**Exercise**
Your task is to copy every line of the records below that contains "czteroosobowe".

(Stored items)
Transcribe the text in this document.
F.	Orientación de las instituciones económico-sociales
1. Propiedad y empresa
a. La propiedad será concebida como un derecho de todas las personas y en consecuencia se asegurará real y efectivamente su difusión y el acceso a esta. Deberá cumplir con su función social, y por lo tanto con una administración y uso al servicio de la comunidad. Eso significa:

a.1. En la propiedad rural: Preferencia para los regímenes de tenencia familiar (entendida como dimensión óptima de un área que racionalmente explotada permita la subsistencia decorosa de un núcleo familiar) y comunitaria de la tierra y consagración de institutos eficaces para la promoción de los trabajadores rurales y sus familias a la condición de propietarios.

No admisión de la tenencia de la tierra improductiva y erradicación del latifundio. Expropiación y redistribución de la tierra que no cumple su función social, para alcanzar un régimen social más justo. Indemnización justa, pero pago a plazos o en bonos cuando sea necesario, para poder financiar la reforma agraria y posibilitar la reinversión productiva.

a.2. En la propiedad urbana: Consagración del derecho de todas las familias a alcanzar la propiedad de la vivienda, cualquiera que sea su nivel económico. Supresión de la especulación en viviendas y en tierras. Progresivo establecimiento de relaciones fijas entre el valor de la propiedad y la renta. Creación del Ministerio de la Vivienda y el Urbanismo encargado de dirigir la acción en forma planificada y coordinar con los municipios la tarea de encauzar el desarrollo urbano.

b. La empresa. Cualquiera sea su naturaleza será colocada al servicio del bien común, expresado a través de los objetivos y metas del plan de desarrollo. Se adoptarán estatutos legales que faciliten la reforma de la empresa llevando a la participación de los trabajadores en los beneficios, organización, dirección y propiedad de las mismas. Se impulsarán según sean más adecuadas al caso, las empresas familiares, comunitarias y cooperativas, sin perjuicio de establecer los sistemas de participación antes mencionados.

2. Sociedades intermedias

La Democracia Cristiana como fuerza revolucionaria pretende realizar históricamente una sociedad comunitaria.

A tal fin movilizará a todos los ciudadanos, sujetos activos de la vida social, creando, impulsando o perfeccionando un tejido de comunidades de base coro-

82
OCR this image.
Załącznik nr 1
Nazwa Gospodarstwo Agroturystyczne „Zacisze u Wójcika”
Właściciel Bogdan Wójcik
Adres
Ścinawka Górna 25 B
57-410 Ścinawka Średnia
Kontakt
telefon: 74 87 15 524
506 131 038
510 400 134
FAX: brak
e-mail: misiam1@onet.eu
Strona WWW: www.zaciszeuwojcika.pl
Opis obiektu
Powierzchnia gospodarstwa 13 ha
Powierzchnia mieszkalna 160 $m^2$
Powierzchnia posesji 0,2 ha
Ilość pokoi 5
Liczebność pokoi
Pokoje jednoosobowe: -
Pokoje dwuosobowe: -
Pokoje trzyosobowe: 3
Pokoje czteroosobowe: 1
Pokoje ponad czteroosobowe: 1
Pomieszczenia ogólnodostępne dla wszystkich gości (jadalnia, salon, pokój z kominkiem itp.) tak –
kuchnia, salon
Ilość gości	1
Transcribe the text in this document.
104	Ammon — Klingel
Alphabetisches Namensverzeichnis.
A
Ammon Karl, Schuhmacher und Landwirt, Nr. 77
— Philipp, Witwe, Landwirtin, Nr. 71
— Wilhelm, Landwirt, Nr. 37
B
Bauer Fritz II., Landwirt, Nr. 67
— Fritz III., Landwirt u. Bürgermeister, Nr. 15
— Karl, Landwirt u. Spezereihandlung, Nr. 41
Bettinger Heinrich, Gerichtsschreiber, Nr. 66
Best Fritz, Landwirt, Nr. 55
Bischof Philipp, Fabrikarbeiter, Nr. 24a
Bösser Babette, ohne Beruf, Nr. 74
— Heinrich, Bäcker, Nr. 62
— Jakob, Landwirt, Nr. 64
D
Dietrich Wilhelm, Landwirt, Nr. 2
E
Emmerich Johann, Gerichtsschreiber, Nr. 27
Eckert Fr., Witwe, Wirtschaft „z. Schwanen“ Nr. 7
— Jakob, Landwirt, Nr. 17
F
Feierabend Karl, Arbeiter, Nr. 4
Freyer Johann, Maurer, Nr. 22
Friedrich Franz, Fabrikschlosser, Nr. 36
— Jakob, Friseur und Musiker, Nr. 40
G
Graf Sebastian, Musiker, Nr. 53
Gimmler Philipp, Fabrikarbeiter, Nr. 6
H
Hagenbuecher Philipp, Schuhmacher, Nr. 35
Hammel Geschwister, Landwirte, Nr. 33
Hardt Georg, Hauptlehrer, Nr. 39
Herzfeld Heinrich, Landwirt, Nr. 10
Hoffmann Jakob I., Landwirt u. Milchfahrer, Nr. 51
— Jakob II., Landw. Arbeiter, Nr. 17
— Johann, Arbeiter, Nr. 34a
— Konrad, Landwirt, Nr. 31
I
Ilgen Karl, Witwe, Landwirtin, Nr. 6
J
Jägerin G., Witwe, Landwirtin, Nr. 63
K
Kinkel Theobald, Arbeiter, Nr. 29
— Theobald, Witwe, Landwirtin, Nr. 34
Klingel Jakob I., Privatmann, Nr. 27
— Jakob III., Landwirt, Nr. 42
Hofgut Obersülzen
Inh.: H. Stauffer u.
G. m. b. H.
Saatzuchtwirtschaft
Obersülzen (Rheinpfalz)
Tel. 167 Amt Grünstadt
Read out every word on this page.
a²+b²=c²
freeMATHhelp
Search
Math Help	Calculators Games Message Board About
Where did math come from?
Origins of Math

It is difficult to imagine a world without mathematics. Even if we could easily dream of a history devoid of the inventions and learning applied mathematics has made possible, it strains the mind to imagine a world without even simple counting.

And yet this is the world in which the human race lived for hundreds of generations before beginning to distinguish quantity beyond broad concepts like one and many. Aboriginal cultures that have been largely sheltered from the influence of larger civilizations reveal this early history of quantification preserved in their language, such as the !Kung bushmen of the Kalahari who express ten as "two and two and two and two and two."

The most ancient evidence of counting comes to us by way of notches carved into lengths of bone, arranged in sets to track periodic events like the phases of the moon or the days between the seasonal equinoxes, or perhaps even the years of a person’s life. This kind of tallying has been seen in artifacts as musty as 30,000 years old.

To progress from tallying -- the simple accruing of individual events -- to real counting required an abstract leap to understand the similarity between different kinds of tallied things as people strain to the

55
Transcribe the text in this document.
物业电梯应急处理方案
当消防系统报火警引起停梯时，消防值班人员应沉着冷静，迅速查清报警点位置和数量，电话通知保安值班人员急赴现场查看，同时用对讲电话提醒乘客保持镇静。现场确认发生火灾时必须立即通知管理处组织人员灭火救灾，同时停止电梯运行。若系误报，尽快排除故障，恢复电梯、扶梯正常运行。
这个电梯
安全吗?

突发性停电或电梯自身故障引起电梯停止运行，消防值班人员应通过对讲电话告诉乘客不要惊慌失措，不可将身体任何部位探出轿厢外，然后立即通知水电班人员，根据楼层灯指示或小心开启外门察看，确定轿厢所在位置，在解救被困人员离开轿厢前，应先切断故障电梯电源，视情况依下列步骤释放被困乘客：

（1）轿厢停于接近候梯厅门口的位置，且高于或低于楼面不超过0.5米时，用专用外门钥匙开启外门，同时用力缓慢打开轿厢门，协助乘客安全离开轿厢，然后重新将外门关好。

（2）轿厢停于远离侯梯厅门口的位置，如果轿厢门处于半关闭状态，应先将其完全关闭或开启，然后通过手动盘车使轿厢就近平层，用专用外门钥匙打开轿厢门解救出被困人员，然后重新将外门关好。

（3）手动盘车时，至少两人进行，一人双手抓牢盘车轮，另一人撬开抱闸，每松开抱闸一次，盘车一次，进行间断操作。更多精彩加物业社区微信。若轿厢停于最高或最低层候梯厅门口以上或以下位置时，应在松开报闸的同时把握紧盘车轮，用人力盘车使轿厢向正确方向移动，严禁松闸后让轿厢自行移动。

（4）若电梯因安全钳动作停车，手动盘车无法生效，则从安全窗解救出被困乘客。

**Finished answer**
Pokoje czteroosobowe: 1
Pokoje ponad czteroosobowe: 1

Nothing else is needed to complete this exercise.